*Your objective:*
Set down, in full, every record in the block.

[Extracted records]
↓

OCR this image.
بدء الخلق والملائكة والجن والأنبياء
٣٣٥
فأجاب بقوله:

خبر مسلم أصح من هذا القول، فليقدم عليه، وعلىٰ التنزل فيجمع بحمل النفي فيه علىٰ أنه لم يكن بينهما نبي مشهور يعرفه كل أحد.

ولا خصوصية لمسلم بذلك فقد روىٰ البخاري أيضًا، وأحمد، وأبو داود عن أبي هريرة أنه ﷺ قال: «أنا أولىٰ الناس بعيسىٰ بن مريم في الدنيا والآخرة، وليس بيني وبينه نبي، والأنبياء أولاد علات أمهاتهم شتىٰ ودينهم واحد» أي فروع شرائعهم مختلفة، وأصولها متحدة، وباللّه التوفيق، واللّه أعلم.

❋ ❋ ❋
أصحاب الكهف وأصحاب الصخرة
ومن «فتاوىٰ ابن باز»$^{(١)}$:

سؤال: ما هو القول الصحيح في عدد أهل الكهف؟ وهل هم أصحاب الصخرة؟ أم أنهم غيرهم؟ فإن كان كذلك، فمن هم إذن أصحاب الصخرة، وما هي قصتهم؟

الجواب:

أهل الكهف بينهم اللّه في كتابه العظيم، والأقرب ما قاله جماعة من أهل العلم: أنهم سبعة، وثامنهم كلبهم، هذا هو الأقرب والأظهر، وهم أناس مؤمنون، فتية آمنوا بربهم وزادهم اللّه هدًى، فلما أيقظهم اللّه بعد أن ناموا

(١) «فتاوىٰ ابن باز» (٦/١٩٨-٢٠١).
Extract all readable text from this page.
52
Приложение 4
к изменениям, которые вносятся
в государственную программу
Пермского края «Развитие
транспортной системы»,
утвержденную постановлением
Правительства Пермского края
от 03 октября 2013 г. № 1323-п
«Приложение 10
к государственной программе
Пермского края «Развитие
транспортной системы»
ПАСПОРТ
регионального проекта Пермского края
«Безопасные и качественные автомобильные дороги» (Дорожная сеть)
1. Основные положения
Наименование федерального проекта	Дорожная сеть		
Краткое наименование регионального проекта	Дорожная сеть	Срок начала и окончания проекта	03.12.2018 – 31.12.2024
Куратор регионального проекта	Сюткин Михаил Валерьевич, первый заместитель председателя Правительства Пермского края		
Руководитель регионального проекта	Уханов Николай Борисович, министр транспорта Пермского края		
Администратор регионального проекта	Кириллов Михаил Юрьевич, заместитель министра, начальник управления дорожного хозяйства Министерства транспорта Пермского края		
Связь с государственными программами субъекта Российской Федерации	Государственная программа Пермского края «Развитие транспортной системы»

↑

*Exercise answer:*
OCR this image.
بدء الخلق والملائكة والجن والأنبياء
٣٣٥
فأجاب بقوله:

خبر مسلم أصح من هذا القول، فليقدم عليه، وعلىٰ التنزل فيجمع بحمل النفي فيه علىٰ أنه لم يكن بينهما نبي مشهور يعرفه كل أحد.

ولا خصوصية لمسلم بذلك فقد روىٰ البخاري أيضًا، وأحمد، وأبو داود عن أبي هريرة أنه ﷺ قال: «أنا أولىٰ الناس بعيسىٰ بن مريم في الدنيا والآخرة، وليس بيني وبينه نبي، والأنبياء أولاد علات أمهاتهم شتىٰ ودينهم واحد» أي فروع شرائعهم مختلفة، وأصولها متحدة، وباللّه التوفيق، واللّه أعلم.

❋ ❋ ❋
أصحاب الكهف وأصحاب الصخرة
ومن «فتاوىٰ ابن باز»$^{(١)}$:

سؤال: ما هو القول الصحيح في عدد أهل الكهف؟ وهل هم أصحاب الصخرة؟ أم أنهم غيرهم؟ فإن كان كذلك، فمن هم إذن أصحاب الصخرة، وما هي قصتهم؟

الجواب:

أهل الكهف بينهم اللّه في كتابه العظيم، والأقرب ما قاله جماعة من أهل العلم: أنهم سبعة، وثامنهم كلبهم، هذا هو الأقرب والأظهر، وهم أناس مؤمنون، فتية آمنوا بربهم وزادهم اللّه هدًى، فلما أيقظهم اللّه بعد أن ناموا

(١) «فتاوىٰ ابن باز» (٦/١٩٨-٢٠١).
Extract all readable text from this page.
52
Приложение 4
к изменениям, которые вносятся
в государственную программу
Пермского края «Развитие
транспортной системы»,
утвержденную постановлением
Правительства Пермского края
от 03 октября 2013 г. № 1323-п
«Приложение 10
к государственной программе
Пермского края «Развитие
транспортной системы»
ПАСПОРТ
регионального проекта Пермского края
«Безопасные и качественные автомобильные дороги» (Дорожная сеть)
1. Основные положения
Наименование федерального проекта	Дорожная сеть		
Краткое наименование регионального проекта	Дорожная сеть	Срок начала и окончания проекта	03.12.2018 – 31.12.2024
Куратор регионального проекта	Сюткин Михаил Валерьевич, первый заместитель председателя Правительства Пермского края		
Руководитель регионального проекта	Уханов Николай Борисович, министр транспорта Пермского края		
Администратор регионального проекта	Кириллов Михаил Юрьевич, заместитель министра, начальник управления дорожного хозяйства Министерства транспорта Пермского края		
Связь с государственными программами субъекта Российской Федерации	Государственная программа Пермского края «Развитие транспортной системы»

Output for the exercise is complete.